REQUIRED TASK: Copy the listing below in full and skip every picture.

MATERIAL TO PROCESS:
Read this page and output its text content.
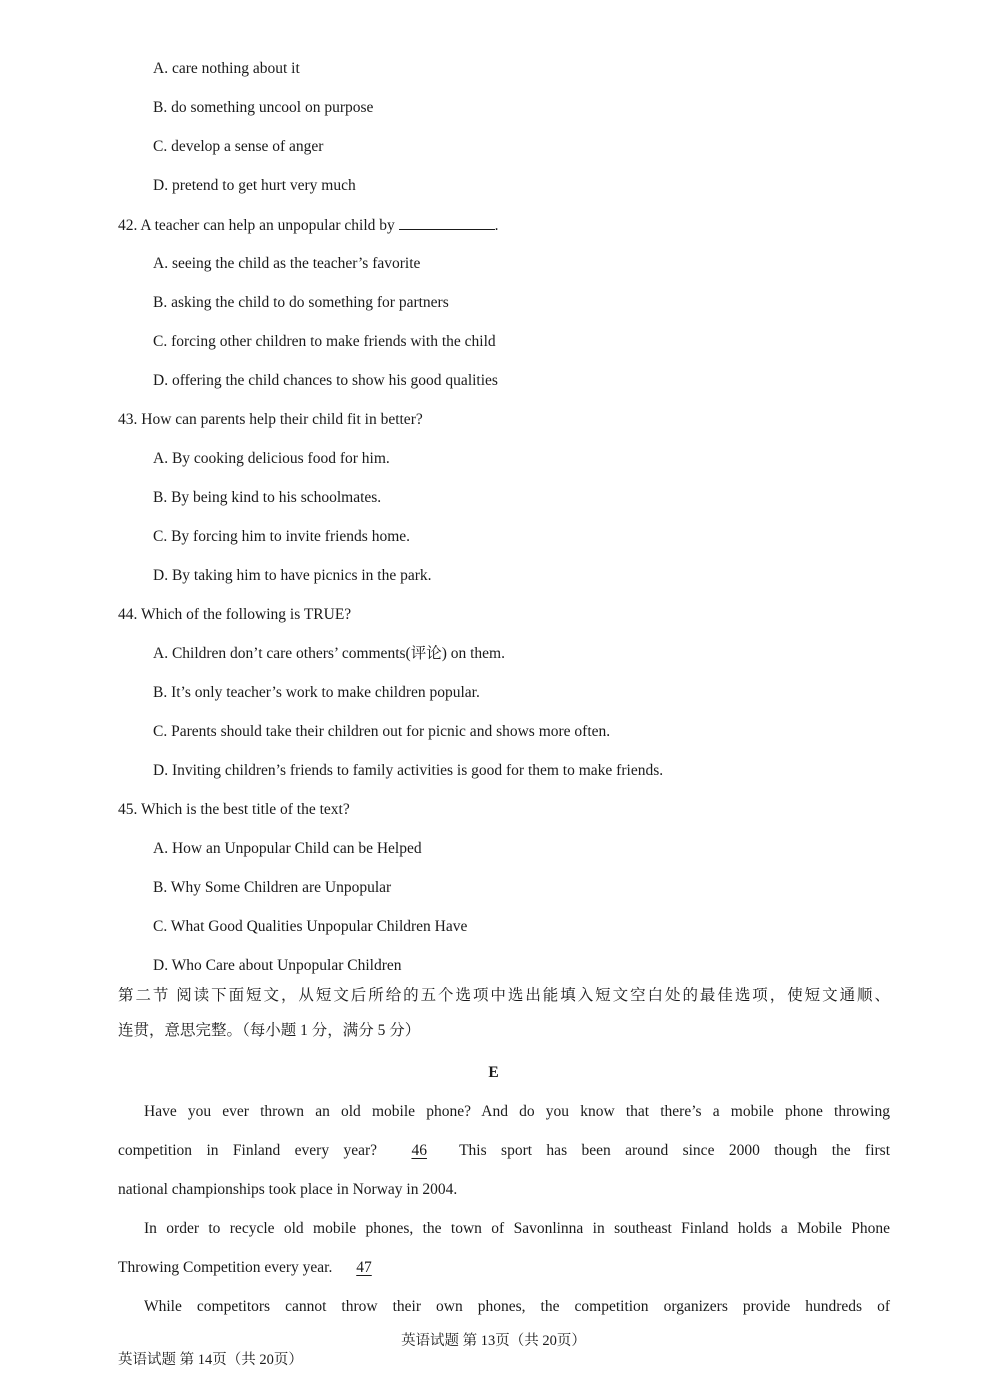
A. care nothing about it
B. do something uncool on purpose
C. develop a sense of anger
D. pretend to get hurt very much
42. A teacher can help an unpopular child by	.
A. seeing the child as the teacher’s favorite
B. asking the child to do something for partners
C. forcing other children to make friends with the child
D. offering the child chances to show his good qualities
43. How can parents help their child fit in better?
A. By cooking delicious food for him.
B. By being kind to his schoolmates.
C. By forcing him to invite friends home.
D. By taking him to have picnics in the park.
44. Which of the following is TRUE?
A. Children don’t care others’ comments(评论) on them.
B. It’s only teacher’s work to make children popular.
C. Parents should take their children out for picnic and shows more often.
D. Inviting children’s friends to family activities is good for them to make friends.
45. Which is the best title of the text?
A. How an Unpopular Child can be Helped
B. Why Some Children are Unpopular
C. What Good Qualities Unpopular Children Have
D. Who Care about Unpopular Children
第二节 阅读下面短文，从短文后所给的五个选项中选出能填入短文空白处的最佳选项，使短文通顺、
连贯，意思完整。（每小题 1 分，满分 5 分）
E
Have you ever thrown an old mobile phone? And do you know that there’s a mobile phone throwing
competition in Finland every year? 46 This sport has been around since 2000 though the first
national championships took place in Norway in 2004.
In order to recycle old mobile phones, the town of Savonlinna in southeast Finland holds a Mobile Phone
Throwing Competition every year. 47
While competitors cannot throw their own phones, the competition organizers provide hundreds of
英语试题 第 13页（共 20页）
英语试题 第 14页（共 20页）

THE REPLY:
Read this page and output its text content.
A. care nothing about it
B. do something uncool on purpose
C. develop a sense of anger
D. pretend to get hurt very much
42. A teacher can help an unpopular child by	.
A. seeing the child as the teacher’s favorite
B. asking the child to do something for partners
C. forcing other children to make friends with the child
D. offering the child chances to show his good qualities
43. How can parents help their child fit in better?
A. By cooking delicious food for him.
B. By being kind to his schoolmates.
C. By forcing him to invite friends home.
D. By taking him to have picnics in the park.
44. Which of the following is TRUE?
A. Children don’t care others’ comments(评论) on them.
B. It’s only teacher’s work to make children popular.
C. Parents should take their children out for picnic and shows more often.
D. Inviting children’s friends to family activities is good for them to make friends.
45. Which is the best title of the text?
A. How an Unpopular Child can be Helped
B. Why Some Children are Unpopular
C. What Good Qualities Unpopular Children Have
D. Who Care about Unpopular Children
第二节 阅读下面短文，从短文后所给的五个选项中选出能填入短文空白处的最佳选项，使短文通顺、
连贯，意思完整。（每小题 1 分，满分 5 分）
E
Have you ever thrown an old mobile phone? And do you know that there’s a mobile phone throwing
competition in Finland every year? 46 This sport has been around since 2000 though the first
national championships took place in Norway in 2004.
In order to recycle old mobile phones, the town of Savonlinna in southeast Finland holds a Mobile Phone
Throwing Competition every year. 47
While competitors cannot throw their own phones, the competition organizers provide hundreds of
英语试题 第 13页（共 20页）
英语试题 第 14页（共 20页）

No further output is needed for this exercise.